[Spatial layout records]
+===+

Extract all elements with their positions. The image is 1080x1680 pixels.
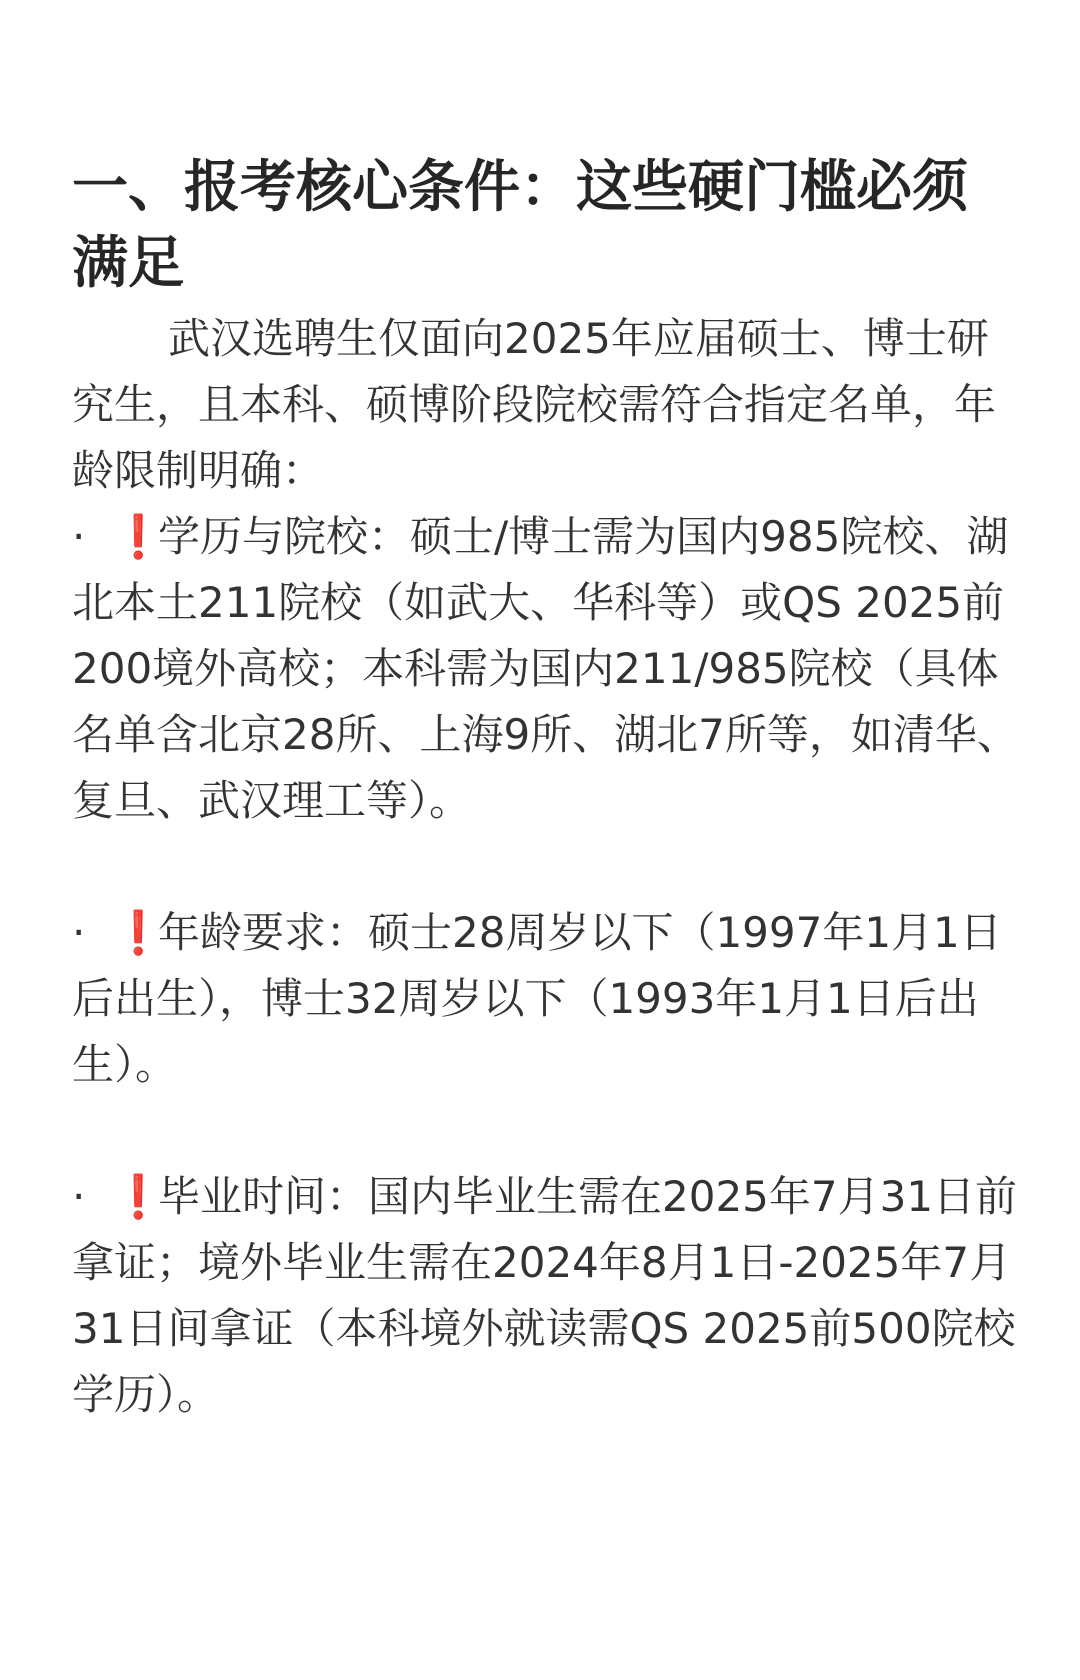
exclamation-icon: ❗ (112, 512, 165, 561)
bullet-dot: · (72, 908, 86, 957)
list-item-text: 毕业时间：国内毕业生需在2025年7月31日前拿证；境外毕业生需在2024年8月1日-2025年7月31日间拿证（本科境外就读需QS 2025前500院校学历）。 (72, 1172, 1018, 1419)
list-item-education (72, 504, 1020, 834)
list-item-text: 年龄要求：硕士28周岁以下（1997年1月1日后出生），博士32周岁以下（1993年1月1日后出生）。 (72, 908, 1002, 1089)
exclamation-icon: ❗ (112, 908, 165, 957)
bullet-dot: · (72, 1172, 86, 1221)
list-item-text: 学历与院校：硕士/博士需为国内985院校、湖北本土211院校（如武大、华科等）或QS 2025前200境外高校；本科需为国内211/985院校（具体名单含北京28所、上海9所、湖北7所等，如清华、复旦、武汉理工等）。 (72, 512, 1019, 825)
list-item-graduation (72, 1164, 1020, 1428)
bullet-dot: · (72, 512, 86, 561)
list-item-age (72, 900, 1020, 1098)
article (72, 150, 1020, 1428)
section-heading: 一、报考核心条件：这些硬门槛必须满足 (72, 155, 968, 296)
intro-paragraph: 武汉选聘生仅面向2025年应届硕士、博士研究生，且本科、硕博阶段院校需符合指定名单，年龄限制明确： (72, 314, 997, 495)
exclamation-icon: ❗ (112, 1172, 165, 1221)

+===+

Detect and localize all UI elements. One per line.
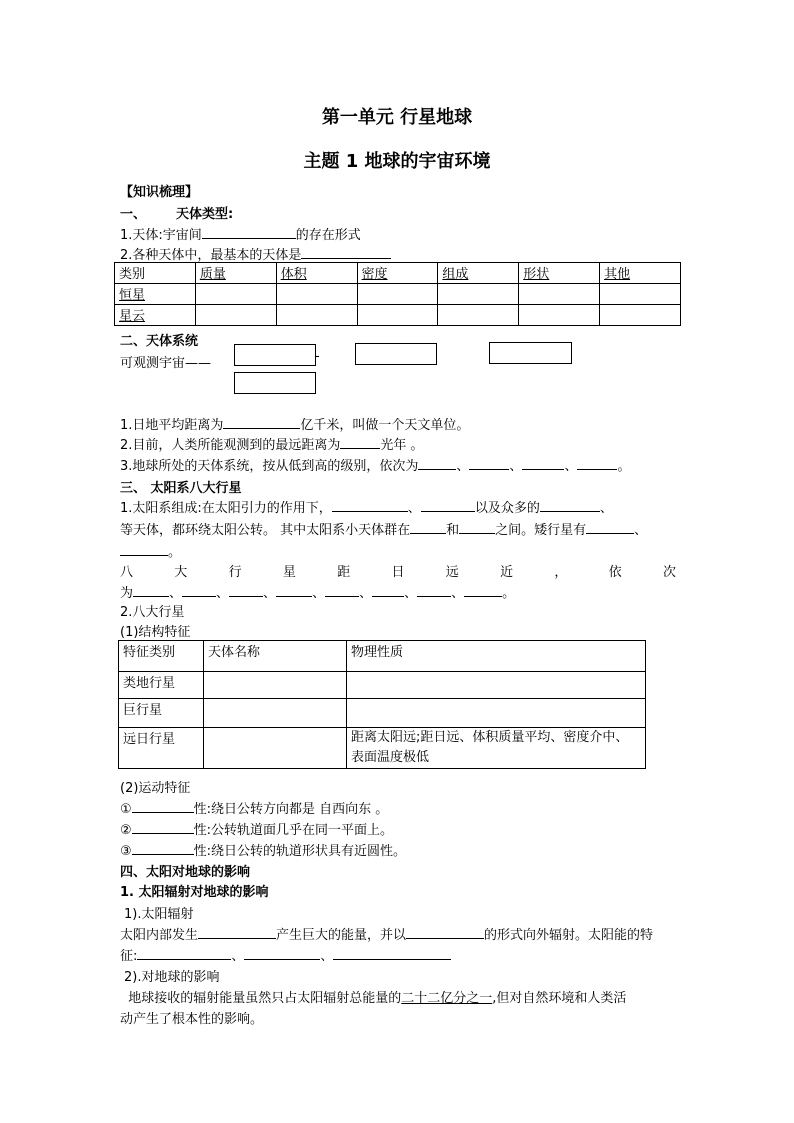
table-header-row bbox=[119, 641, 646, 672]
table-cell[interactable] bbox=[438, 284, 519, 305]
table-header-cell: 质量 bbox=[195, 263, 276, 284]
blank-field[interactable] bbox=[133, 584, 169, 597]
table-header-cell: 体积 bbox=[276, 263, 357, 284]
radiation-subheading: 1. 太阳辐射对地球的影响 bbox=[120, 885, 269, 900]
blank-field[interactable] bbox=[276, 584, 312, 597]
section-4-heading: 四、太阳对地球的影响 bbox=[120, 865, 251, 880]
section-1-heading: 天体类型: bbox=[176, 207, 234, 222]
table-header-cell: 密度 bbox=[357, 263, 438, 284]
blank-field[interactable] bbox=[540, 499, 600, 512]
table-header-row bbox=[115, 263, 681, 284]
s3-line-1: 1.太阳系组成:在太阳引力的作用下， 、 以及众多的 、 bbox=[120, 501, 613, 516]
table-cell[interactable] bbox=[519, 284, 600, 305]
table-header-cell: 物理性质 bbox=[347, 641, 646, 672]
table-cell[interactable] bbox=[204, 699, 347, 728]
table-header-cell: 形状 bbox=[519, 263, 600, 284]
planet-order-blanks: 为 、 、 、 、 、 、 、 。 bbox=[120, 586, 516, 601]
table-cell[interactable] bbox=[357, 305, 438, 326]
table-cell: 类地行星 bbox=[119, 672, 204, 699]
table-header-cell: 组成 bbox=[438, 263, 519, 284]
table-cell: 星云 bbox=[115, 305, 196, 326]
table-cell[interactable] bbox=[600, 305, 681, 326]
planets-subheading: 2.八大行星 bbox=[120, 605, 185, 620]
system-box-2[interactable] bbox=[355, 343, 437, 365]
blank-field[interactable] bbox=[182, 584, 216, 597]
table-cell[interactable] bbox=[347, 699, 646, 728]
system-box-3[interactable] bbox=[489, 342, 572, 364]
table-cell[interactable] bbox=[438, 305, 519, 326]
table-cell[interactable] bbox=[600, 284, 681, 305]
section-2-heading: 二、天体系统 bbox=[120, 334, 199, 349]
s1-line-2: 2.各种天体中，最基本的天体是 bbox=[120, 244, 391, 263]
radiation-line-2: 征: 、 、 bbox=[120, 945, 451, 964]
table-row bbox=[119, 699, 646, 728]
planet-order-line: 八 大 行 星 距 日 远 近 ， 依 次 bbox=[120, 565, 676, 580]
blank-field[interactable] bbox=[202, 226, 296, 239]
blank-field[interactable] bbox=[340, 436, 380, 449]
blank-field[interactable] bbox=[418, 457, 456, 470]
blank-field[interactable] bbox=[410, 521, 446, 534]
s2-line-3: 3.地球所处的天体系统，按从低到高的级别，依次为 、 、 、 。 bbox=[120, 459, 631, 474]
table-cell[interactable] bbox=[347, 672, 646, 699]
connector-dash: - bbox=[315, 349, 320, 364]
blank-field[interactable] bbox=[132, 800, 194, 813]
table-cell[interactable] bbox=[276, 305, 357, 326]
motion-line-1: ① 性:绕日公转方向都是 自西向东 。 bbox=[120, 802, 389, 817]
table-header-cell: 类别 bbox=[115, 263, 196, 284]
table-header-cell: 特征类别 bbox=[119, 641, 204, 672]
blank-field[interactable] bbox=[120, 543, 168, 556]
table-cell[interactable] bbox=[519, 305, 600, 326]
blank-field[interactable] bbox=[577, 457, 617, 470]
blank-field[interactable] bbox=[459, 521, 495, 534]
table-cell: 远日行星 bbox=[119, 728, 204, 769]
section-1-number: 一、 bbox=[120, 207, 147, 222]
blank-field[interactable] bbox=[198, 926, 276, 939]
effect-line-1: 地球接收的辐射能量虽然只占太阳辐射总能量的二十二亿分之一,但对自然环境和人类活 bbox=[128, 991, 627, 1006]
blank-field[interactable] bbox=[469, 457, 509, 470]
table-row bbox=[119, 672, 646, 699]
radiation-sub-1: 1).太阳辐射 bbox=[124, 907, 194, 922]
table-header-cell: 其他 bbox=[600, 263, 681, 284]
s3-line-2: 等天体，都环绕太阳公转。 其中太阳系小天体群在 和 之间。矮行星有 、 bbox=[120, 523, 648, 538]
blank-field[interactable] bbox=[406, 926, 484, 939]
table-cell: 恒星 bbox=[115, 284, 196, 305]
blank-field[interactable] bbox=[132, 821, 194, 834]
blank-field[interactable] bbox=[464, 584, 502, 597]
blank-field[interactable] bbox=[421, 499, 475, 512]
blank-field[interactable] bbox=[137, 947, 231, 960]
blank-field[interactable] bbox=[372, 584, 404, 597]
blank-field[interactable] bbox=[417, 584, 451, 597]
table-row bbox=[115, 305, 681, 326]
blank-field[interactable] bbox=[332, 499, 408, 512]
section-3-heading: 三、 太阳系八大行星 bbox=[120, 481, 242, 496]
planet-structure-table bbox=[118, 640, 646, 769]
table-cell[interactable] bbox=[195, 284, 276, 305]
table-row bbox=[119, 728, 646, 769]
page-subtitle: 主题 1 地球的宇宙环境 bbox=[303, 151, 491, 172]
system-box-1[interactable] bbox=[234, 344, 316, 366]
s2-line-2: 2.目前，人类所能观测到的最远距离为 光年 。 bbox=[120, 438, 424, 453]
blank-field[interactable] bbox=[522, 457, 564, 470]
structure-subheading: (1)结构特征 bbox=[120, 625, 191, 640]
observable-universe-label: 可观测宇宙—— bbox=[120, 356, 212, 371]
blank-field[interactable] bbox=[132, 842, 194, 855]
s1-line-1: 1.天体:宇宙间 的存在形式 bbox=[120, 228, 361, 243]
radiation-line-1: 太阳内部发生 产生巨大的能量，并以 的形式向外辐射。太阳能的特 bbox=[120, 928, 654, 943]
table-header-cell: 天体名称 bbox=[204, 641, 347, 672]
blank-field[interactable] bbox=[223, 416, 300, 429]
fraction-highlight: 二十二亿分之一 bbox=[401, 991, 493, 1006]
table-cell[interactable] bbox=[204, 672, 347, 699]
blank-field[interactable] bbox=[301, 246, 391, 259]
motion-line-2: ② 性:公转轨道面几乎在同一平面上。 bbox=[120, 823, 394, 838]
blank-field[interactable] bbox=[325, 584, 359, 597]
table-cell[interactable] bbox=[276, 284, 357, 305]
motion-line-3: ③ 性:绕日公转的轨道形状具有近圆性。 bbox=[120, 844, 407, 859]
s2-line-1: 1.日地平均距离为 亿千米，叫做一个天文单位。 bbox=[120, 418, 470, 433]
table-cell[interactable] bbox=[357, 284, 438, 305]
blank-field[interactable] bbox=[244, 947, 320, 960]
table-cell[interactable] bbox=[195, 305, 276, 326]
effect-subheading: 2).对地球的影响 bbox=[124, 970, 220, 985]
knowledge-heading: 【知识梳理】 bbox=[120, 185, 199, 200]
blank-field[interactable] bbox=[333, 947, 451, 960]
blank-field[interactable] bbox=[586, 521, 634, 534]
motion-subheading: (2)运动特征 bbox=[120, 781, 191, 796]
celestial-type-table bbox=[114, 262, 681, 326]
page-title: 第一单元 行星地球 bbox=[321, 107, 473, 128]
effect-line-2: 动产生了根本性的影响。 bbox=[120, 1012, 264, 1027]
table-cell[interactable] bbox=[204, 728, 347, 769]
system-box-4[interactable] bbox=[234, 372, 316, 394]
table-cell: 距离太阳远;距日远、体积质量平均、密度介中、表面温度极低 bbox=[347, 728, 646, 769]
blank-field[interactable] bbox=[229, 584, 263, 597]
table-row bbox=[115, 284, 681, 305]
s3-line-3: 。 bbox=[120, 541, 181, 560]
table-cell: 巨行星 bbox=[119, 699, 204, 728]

+===+

# STATED GOAL
Retype the lines from the one with "exclamation-icon: ❗ (112, 512, 165, 561)" up to and including the one with "exclamation-icon: ❗ (112, 1172, 165, 1221)", leaving each line unchanged.

# PROBLEM SOLUTION
exclamation-icon: ❗ (112, 512, 165, 561)
bullet-dot: · (72, 908, 86, 957)
list-item-text: 毕业时间：国内毕业生需在2025年7月31日前拿证；境外毕业生需在2024年8月1日-2025年7月31日间拿证（本科境外就读需QS 2025前500院校学历）。 (72, 1172, 1018, 1419)
list-item-education (72, 504, 1020, 834)
list-item-text: 年龄要求：硕士28周岁以下（1997年1月1日后出生），博士32周岁以下（1993年1月1日后出生）。 (72, 908, 1002, 1089)
exclamation-icon: ❗ (112, 908, 165, 957)
bullet-dot: · (72, 1172, 86, 1221)
list-item-text: 学历与院校：硕士/博士需为国内985院校、湖北本土211院校（如武大、华科等）或QS 2025前200境外高校；本科需为国内211/985院校（具体名单含北京28所、上海9所、湖北7所等，如清华、复旦、武汉理工等）。 (72, 512, 1019, 825)
list-item-graduation (72, 1164, 1020, 1428)
bullet-dot: · (72, 512, 86, 561)
list-item-age (72, 900, 1020, 1098)
article (72, 150, 1020, 1428)
section-heading: 一、报考核心条件：这些硬门槛必须满足 (72, 155, 968, 296)
intro-paragraph: 武汉选聘生仅面向2025年应届硕士、博士研究生，且本科、硕博阶段院校需符合指定名单，年龄限制明确： (72, 314, 997, 495)
exclamation-icon: ❗ (112, 1172, 165, 1221)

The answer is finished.